GIVEN ENTRIES:
====

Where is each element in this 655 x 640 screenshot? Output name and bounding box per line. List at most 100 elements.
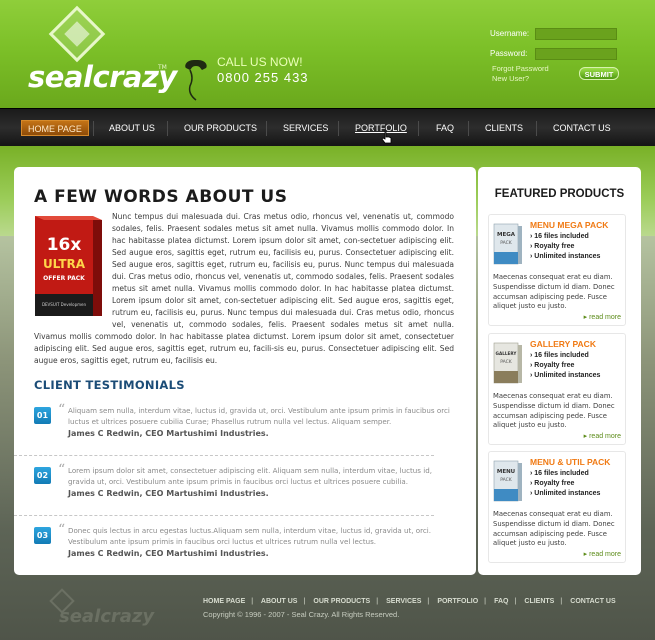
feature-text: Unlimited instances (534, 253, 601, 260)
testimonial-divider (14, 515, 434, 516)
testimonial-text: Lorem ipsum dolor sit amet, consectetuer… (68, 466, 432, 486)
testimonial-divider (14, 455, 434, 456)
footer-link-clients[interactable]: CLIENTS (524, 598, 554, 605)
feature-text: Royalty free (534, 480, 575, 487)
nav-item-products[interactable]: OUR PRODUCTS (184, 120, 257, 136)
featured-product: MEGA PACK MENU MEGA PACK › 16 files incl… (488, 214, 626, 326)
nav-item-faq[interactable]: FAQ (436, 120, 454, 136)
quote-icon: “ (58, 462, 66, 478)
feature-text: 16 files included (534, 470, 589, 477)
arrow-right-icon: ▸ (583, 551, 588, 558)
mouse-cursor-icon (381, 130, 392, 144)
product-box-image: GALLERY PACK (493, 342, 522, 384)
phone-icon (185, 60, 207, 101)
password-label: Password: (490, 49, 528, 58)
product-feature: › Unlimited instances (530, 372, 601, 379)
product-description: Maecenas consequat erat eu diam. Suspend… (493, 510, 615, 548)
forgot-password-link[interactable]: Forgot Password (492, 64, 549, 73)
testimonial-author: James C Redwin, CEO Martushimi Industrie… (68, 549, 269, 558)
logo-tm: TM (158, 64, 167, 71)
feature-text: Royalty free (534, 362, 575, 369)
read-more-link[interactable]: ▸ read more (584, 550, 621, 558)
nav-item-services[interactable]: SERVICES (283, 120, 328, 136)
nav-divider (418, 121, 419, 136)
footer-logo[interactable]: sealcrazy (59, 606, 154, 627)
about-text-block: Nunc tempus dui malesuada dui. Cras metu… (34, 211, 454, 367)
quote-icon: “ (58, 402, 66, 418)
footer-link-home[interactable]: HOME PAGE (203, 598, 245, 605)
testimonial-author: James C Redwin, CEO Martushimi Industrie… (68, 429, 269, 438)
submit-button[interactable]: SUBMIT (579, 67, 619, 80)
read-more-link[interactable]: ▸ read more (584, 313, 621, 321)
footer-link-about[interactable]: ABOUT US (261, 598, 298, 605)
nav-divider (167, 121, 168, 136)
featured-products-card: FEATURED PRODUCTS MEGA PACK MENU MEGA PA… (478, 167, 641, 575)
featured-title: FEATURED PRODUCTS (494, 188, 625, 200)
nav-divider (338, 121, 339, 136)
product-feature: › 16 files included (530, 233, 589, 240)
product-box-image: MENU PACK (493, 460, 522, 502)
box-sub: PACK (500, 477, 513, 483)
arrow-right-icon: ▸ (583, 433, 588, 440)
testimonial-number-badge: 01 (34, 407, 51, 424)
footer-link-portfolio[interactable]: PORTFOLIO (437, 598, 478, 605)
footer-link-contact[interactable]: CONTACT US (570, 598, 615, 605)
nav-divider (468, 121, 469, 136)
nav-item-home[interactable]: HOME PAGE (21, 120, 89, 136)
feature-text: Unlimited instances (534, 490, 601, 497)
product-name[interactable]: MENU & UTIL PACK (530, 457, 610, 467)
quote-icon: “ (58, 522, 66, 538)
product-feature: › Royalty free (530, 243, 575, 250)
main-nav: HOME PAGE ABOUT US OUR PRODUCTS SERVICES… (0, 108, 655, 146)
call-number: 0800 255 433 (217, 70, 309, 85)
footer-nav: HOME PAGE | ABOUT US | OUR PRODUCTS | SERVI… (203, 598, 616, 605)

====

TASK GOAL: Could you write out the records above word for word, leaving out the pictures?

SOLVED EXERCISE:
Where is each element in this 655 x 640 screenshot? Output name and bounding box per line. List at most 100 elements.
feature-text: Unlimited instances (534, 253, 601, 260)
testimonial-divider (14, 515, 434, 516)
testimonial-text: Lorem ipsum dolor sit amet, consectetuer… (68, 466, 432, 486)
testimonial-divider (14, 455, 434, 456)
footer-link-clients[interactable]: CLIENTS (524, 598, 554, 605)
feature-text: Royalty free (534, 480, 575, 487)
nav-item-products[interactable]: OUR PRODUCTS (184, 120, 257, 136)
featured-product: MEGA PACK MENU MEGA PACK › 16 files incl… (488, 214, 626, 326)
nav-item-faq[interactable]: FAQ (436, 120, 454, 136)
quote-icon: “ (58, 462, 66, 478)
feature-text: 16 files included (534, 470, 589, 477)
arrow-right-icon: ▸ (583, 551, 588, 558)
mouse-cursor-icon (381, 130, 392, 144)
product-box-image: GALLERY PACK (493, 342, 522, 384)
phone-icon (185, 60, 207, 101)
password-label: Password: (490, 49, 528, 58)
product-feature: › Unlimited instances (530, 372, 601, 379)
product-description: Maecenas consequat erat eu diam. Suspend… (493, 510, 615, 548)
forgot-password-link[interactable]: Forgot Password (492, 64, 549, 73)
testimonial-author: James C Redwin, CEO Martushimi Industrie… (68, 549, 269, 558)
logo-tm: TM (158, 64, 167, 71)
feature-text: Royalty free (534, 362, 575, 369)
read-more-link[interactable]: ▸ read more (584, 550, 621, 558)
nav-item-services[interactable]: SERVICES (283, 120, 328, 136)
nav-divider (418, 121, 419, 136)
footer-logo[interactable]: sealcrazy (59, 606, 154, 627)
about-text-block: Nunc tempus dui malesuada dui. Cras metu… (34, 211, 454, 367)
quote-icon: “ (58, 402, 66, 418)
footer-link-home[interactable]: HOME PAGE (203, 598, 245, 605)
testimonial-author: James C Redwin, CEO Martushimi Industrie… (68, 429, 269, 438)
submit-button[interactable]: SUBMIT (579, 67, 619, 80)
read-more-link[interactable]: ▸ read more (584, 313, 621, 321)
footer-link-about[interactable]: ABOUT US (261, 598, 298, 605)
nav-divider (167, 121, 168, 136)
featured-products-card: FEATURED PRODUCTS MEGA PACK MENU MEGA PA… (478, 167, 641, 575)
featured-title: FEATURED PRODUCTS (494, 188, 625, 200)
nav-divider (338, 121, 339, 136)
product-feature: › 16 files included (530, 233, 589, 240)
product-box-image: MENU PACK (493, 460, 522, 502)
box-sub: PACK (500, 477, 513, 483)
arrow-right-icon: ▸ (583, 433, 588, 440)
testimonial-number-badge: 01 (34, 407, 51, 424)
footer-link-portfolio[interactable]: PORTFOLIO (437, 598, 478, 605)
footer-link-contact[interactable]: CONTACT US (570, 598, 615, 605)
nav-divider (468, 121, 469, 136)
nav-item-home[interactable]: HOME PAGE (21, 120, 89, 136)
feature-text: Unlimited instances (534, 490, 601, 497)
product-name[interactable]: MENU & UTIL PACK (530, 457, 610, 467)
quote-icon: “ (58, 522, 66, 538)
product-feature: › Royalty free (530, 243, 575, 250)
main-nav: HOME PAGE ABOUT US OUR PRODUCTS SERVICES… (0, 108, 655, 146)
call-number: 0800 255 433 (217, 70, 309, 85)
footer-nav: HOME PAGE | ABOUT US | OUR PRODUCTS | SERVI… (203, 598, 616, 605)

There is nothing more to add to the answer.